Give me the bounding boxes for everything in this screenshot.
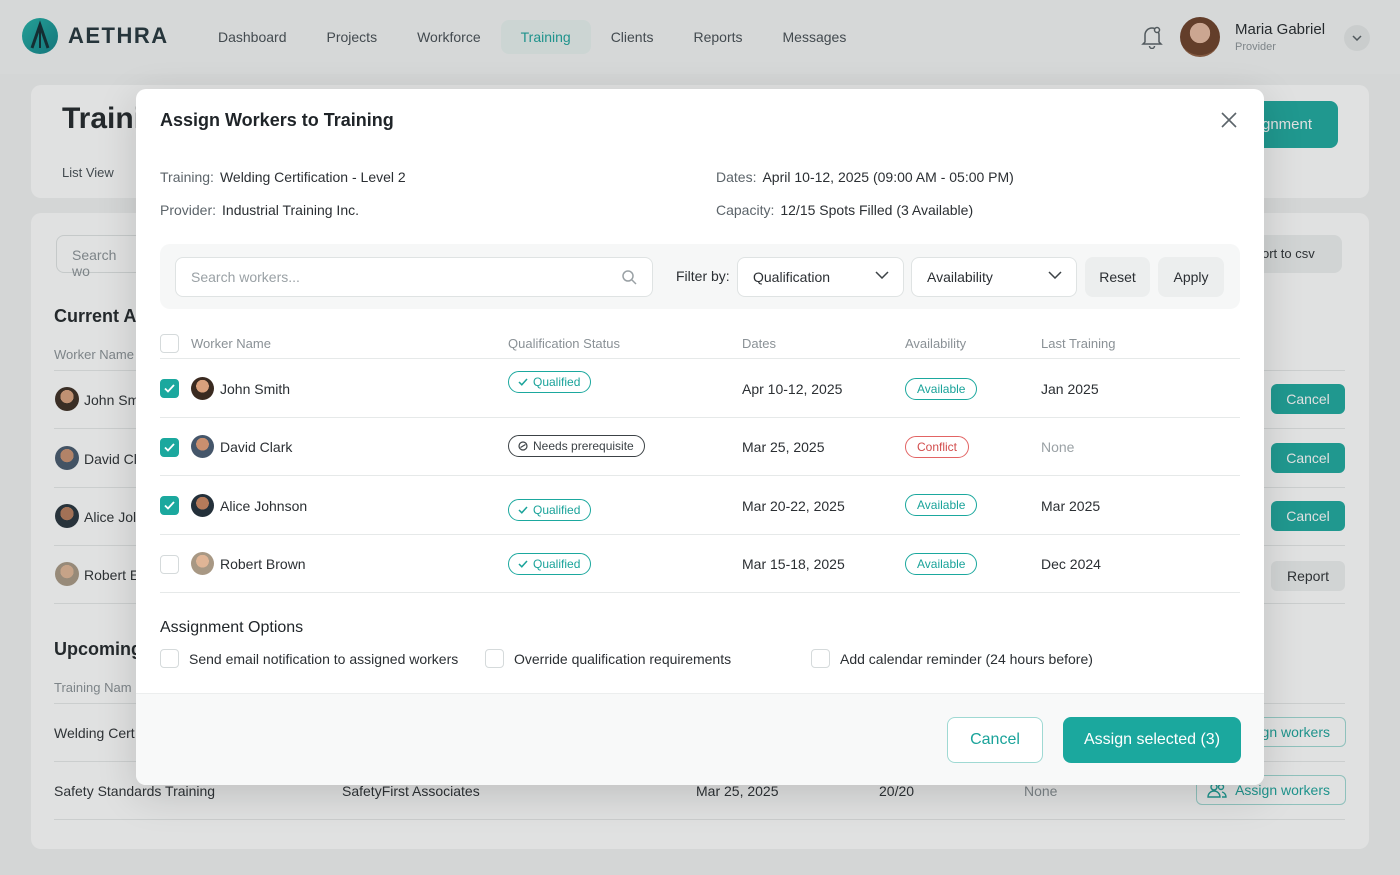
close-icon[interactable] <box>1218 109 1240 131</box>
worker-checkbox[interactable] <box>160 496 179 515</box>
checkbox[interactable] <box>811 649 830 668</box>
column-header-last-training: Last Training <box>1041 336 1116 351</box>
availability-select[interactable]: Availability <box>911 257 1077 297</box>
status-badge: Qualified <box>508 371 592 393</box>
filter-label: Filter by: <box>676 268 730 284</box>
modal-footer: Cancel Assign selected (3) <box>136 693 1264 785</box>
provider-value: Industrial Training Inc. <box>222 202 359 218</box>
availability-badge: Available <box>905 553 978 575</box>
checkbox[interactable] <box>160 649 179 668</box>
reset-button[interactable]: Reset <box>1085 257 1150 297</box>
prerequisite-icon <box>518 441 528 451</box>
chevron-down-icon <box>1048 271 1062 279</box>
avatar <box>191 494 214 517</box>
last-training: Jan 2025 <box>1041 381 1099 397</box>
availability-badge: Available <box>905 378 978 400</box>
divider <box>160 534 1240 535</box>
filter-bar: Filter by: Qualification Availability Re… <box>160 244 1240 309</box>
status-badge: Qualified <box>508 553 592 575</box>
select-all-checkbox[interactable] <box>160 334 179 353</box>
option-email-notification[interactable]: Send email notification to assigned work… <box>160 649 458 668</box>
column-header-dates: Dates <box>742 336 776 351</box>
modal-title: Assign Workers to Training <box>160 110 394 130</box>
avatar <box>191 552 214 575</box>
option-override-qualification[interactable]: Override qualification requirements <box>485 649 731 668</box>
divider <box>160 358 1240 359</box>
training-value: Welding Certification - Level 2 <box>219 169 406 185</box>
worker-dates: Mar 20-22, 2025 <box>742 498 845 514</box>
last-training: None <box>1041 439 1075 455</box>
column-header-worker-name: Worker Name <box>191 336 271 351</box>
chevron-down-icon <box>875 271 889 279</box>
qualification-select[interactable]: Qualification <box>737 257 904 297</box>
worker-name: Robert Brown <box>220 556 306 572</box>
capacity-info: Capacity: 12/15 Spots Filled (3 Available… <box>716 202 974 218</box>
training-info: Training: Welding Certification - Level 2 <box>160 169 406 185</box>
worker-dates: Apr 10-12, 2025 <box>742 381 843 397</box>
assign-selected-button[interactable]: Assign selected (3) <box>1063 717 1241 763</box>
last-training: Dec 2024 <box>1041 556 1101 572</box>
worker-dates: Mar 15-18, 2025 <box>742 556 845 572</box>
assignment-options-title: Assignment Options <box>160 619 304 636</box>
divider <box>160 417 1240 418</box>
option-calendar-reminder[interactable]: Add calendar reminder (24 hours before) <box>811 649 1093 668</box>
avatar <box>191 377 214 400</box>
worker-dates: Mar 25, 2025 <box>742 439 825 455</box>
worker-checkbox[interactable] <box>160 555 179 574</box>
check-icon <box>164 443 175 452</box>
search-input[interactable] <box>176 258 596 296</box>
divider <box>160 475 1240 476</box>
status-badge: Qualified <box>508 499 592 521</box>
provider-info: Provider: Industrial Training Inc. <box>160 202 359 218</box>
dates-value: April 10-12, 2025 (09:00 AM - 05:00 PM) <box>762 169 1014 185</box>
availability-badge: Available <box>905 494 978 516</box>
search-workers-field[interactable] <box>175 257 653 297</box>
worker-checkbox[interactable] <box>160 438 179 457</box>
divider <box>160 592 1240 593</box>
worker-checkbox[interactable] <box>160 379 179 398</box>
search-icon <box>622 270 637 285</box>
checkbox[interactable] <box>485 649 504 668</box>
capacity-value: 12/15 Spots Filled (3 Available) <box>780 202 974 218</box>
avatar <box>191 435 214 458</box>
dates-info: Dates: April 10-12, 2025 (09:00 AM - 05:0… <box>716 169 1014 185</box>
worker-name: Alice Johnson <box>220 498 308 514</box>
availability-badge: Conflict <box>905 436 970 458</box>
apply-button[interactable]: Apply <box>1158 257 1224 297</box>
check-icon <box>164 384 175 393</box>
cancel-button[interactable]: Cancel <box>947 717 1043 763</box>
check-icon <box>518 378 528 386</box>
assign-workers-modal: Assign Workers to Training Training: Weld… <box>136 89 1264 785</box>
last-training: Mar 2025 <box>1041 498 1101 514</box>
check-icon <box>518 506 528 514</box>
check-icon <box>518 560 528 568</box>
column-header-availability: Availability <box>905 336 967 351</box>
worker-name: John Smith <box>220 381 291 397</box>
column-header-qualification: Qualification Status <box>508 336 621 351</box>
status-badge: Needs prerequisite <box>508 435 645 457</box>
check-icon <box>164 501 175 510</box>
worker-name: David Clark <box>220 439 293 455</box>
--
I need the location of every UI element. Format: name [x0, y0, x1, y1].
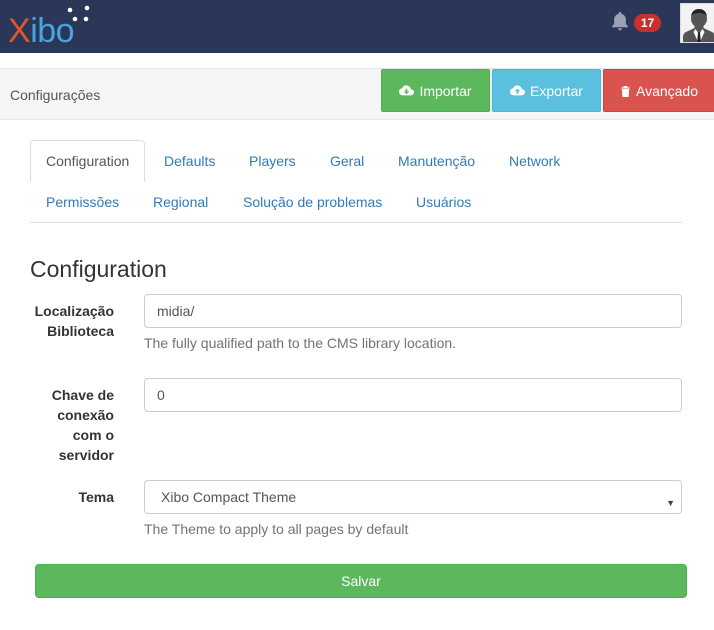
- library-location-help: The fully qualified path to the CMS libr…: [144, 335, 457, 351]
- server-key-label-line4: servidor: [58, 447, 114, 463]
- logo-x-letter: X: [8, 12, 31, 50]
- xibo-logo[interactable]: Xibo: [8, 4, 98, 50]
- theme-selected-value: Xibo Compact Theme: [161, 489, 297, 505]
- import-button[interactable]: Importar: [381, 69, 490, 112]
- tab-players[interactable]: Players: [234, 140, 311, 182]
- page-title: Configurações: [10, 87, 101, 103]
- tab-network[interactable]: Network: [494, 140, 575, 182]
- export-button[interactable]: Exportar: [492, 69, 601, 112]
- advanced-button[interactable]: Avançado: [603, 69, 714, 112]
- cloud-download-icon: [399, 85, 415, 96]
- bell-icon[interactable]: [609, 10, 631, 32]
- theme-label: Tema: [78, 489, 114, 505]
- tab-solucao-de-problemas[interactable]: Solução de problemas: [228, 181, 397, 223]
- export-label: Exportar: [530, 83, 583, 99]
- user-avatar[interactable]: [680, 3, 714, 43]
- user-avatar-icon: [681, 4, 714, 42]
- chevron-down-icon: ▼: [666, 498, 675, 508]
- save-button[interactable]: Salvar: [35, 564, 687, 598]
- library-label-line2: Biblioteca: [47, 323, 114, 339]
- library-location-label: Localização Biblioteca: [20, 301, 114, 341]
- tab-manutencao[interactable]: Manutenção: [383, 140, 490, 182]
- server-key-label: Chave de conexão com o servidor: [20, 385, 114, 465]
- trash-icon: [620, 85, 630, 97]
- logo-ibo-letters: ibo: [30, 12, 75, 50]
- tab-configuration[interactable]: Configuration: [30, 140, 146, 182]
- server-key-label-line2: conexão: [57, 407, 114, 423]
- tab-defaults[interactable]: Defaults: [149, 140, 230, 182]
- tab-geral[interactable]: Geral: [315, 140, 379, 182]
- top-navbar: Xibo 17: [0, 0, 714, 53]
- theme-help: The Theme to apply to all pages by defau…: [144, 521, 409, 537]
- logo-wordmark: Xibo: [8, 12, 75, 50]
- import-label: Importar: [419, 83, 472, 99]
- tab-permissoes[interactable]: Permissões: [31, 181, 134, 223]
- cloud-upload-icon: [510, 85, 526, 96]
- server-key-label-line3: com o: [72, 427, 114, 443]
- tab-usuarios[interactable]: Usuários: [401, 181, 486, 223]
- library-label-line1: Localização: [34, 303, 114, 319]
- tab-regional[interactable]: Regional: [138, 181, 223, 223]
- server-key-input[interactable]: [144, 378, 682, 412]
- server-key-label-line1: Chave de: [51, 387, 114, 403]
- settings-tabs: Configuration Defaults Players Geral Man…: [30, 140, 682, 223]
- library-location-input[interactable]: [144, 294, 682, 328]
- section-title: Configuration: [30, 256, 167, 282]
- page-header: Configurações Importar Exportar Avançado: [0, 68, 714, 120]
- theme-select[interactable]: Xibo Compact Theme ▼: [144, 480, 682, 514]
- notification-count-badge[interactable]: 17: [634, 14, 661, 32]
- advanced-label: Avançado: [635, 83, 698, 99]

Instructions to follow =
Take the records from the line with "close-icon[interactable] <box>1218 109" to the line with "filter-bar: Filter by: Qualification" and write those lines out again, replacing "Available" with "Ready" and changing nothing else.

Task solution =
close-icon[interactable] <box>1218 109 1240 131</box>
worker-checkbox[interactable] <box>160 496 179 515</box>
checkbox[interactable] <box>811 649 830 668</box>
column-header-last-training: Last Training <box>1041 336 1116 351</box>
availability-select[interactable]: Availability <box>911 257 1077 297</box>
status-badge: Qualified <box>508 371 592 393</box>
filter-label: Filter by: <box>676 268 730 284</box>
modal-footer: Cancel Assign selected (3) <box>136 693 1264 785</box>
provider-value: Industrial Training Inc. <box>222 202 359 218</box>
availability-badge: Ready <box>905 553 978 575</box>
checkbox[interactable] <box>160 649 179 668</box>
reset-button[interactable]: Reset <box>1085 257 1150 297</box>
prerequisite-icon <box>518 441 528 451</box>
chevron-down-icon <box>1048 271 1062 279</box>
avatar <box>191 494 214 517</box>
last-training: Jan 2025 <box>1041 381 1099 397</box>
availability-badge: Ready <box>905 378 978 400</box>
divider <box>160 534 1240 535</box>
filter-bar: Filter by: Qualification Availability Re… <box>160 244 1240 309</box>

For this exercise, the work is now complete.